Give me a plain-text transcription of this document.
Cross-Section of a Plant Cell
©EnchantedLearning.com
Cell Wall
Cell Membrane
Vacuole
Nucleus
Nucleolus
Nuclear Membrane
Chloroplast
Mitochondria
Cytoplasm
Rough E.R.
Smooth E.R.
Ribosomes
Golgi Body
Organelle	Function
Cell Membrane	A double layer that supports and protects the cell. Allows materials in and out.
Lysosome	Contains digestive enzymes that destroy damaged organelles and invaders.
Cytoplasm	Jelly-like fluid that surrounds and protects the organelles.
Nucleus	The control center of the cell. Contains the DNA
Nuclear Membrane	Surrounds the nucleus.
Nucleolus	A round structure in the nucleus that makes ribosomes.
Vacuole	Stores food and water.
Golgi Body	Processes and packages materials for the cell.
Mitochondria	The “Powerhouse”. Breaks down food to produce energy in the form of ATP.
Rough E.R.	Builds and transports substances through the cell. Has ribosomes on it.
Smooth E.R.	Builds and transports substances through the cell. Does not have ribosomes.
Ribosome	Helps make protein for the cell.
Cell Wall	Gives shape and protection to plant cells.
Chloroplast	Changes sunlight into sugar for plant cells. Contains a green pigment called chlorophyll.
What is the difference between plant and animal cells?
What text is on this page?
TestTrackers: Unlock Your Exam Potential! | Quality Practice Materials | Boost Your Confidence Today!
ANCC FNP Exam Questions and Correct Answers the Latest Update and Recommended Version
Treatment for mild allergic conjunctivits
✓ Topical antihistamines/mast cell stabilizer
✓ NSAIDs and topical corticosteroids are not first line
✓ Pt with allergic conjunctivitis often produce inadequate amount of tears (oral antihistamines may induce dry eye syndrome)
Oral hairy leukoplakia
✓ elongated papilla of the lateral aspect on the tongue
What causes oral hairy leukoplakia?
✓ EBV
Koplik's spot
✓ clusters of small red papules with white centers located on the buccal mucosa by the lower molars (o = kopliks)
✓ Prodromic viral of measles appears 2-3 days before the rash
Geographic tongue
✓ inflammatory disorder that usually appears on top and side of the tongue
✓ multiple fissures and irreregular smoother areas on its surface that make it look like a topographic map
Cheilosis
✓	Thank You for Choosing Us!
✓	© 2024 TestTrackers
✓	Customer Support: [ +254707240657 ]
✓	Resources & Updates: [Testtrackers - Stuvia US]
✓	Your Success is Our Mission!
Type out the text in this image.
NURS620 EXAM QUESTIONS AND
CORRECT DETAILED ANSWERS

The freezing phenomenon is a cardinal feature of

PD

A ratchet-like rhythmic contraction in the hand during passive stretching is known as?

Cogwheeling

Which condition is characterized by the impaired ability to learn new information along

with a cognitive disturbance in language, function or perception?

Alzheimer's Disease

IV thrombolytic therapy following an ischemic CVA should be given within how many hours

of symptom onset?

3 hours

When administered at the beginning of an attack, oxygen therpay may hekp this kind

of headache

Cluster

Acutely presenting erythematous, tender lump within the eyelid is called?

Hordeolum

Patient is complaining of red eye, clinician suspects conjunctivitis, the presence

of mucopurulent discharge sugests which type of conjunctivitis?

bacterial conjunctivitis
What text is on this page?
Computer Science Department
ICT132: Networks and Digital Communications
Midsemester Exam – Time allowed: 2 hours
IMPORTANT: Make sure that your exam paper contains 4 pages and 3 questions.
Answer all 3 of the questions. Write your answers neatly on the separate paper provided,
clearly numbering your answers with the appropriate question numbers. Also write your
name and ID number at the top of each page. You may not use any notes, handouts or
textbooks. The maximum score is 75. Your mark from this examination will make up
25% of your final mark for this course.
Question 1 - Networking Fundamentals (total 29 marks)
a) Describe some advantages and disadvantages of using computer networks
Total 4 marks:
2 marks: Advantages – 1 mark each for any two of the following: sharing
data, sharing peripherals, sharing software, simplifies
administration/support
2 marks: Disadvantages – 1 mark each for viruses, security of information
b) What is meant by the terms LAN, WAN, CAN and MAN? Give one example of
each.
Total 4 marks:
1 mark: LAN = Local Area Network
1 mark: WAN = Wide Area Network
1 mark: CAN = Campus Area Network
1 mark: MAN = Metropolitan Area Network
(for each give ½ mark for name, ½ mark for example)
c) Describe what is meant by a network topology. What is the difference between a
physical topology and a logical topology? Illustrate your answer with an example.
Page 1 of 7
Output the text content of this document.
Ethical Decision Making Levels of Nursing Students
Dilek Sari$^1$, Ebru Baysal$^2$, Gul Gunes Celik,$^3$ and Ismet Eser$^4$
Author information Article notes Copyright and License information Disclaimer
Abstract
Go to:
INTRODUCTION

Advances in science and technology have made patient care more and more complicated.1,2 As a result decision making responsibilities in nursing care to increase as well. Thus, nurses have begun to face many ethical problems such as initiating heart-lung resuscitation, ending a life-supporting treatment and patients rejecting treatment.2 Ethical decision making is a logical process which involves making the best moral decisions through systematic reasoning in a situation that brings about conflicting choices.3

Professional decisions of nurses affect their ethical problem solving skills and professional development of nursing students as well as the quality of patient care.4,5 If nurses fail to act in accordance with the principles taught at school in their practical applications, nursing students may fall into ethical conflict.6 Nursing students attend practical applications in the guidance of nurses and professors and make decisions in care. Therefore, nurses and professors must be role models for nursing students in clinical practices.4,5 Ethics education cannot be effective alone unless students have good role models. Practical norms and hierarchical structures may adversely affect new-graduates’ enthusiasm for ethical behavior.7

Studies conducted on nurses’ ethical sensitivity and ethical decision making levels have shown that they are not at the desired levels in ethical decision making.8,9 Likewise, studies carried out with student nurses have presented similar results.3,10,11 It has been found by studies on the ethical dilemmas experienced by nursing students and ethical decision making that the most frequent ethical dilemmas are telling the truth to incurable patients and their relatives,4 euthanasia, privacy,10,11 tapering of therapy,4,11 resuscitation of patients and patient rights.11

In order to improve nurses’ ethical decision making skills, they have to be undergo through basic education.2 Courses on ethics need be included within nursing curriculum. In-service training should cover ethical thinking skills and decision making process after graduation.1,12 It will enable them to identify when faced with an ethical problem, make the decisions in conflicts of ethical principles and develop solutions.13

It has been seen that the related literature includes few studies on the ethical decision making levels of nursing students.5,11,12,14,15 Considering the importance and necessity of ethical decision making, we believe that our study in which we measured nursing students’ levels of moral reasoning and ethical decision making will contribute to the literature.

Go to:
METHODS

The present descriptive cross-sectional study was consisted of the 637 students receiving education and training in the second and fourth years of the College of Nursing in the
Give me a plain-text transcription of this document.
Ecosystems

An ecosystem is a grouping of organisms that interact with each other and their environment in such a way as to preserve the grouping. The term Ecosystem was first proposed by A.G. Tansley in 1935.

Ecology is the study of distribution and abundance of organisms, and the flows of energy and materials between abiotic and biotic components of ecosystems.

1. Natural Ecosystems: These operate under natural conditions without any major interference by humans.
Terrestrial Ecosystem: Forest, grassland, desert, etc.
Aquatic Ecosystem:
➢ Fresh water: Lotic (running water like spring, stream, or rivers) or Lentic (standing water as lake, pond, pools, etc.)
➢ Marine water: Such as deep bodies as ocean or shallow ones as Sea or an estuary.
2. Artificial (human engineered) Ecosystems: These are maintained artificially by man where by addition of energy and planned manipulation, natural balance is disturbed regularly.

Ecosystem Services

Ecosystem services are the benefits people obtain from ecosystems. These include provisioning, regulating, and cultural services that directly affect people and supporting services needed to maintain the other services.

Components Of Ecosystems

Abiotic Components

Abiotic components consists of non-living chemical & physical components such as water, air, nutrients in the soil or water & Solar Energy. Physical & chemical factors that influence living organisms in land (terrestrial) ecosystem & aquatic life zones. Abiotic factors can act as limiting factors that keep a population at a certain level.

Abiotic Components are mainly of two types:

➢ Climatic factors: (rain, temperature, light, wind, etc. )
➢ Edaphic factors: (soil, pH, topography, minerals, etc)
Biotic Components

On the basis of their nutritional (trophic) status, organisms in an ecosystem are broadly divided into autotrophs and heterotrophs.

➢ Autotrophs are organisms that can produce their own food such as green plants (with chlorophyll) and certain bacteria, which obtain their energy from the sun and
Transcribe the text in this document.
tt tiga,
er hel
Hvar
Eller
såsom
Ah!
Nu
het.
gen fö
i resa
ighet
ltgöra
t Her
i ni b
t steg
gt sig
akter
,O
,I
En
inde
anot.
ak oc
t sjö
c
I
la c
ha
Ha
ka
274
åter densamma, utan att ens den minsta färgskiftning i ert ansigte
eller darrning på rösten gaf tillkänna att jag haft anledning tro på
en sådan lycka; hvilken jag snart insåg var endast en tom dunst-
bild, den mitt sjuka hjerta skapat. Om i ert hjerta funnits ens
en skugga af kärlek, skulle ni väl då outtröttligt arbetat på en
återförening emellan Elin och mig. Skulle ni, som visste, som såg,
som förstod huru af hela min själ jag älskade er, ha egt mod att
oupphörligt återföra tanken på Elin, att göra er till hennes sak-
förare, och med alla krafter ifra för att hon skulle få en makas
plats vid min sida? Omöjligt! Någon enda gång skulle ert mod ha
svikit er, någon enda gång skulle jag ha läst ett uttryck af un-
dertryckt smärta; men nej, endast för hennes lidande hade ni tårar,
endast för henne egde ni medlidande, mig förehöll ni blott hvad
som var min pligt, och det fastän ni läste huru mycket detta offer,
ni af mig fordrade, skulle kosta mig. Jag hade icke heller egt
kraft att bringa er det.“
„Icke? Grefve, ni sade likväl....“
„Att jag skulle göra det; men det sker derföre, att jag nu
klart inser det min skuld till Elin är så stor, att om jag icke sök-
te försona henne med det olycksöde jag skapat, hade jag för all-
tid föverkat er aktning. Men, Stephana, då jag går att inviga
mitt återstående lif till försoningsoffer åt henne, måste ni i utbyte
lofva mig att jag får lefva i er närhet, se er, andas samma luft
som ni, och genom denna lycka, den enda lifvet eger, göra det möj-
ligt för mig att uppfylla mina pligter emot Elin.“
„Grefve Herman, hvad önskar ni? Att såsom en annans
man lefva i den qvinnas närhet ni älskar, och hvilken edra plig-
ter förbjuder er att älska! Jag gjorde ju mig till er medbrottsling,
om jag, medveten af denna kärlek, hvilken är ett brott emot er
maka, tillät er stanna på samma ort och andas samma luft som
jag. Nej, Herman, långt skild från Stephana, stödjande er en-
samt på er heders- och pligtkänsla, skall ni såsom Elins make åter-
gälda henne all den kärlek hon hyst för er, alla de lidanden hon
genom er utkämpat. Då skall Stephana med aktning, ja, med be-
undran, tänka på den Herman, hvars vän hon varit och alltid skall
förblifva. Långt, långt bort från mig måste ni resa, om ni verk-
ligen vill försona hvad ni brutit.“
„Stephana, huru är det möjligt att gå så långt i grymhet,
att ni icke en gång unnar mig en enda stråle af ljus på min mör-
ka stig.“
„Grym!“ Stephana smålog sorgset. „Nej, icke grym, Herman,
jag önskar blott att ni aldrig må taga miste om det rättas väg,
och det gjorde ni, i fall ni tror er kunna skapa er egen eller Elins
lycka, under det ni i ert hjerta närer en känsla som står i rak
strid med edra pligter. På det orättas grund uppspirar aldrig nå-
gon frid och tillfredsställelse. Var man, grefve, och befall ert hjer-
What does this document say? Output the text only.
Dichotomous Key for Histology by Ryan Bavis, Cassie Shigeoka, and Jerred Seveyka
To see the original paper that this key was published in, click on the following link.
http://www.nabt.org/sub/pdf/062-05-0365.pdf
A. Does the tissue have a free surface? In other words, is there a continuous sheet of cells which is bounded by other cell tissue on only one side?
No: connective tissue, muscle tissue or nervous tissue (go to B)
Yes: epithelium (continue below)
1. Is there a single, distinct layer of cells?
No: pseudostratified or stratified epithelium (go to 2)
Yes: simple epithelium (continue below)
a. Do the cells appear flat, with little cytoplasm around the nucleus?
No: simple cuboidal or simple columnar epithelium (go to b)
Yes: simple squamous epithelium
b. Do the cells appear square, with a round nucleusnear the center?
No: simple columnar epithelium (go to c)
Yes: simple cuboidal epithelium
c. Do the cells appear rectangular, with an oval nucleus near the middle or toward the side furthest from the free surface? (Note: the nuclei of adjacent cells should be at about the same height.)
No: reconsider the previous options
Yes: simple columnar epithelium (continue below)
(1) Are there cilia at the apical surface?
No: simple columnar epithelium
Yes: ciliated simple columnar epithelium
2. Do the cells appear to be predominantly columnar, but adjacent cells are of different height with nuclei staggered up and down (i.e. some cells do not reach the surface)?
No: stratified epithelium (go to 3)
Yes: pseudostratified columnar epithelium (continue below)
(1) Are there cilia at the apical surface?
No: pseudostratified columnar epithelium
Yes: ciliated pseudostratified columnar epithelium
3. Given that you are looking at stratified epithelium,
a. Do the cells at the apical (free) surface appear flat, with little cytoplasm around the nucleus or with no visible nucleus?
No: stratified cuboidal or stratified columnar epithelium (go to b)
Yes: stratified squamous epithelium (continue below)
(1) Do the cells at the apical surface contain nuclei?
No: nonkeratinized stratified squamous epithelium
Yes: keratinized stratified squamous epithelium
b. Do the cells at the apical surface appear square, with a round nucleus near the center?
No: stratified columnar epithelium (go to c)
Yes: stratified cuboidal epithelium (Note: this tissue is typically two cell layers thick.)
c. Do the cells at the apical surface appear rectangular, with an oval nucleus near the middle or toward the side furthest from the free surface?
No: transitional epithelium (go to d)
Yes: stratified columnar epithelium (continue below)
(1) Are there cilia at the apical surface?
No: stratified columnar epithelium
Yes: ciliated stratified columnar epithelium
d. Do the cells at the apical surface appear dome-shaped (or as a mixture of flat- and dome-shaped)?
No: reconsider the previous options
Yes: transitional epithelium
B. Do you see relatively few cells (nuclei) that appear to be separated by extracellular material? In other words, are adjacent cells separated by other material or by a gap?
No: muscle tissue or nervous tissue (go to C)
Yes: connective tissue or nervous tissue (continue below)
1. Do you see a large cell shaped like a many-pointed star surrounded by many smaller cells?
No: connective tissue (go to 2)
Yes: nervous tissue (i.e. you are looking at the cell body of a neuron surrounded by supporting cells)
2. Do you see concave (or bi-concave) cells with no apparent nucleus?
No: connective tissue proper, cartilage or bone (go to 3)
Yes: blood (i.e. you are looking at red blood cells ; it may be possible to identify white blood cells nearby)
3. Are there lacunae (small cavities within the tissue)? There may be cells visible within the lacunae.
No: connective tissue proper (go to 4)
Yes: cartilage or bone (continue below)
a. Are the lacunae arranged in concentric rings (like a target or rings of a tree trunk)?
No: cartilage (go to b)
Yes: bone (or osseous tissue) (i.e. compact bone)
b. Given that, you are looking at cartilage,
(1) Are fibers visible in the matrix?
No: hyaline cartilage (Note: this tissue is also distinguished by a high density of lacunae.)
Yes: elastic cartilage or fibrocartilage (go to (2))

★ ★ ★ ★

__WHAT TO DO__:
Which lines in the entries above contain "Builds"? Pull each of them out.

__OUTPUT FOR THIS TASK__:
Rough E.R.	Builds and transports substances through the cell. Has ribosomes on it.
Smooth E.R.	Builds and transports substances through the cell. Does not have ribosomes.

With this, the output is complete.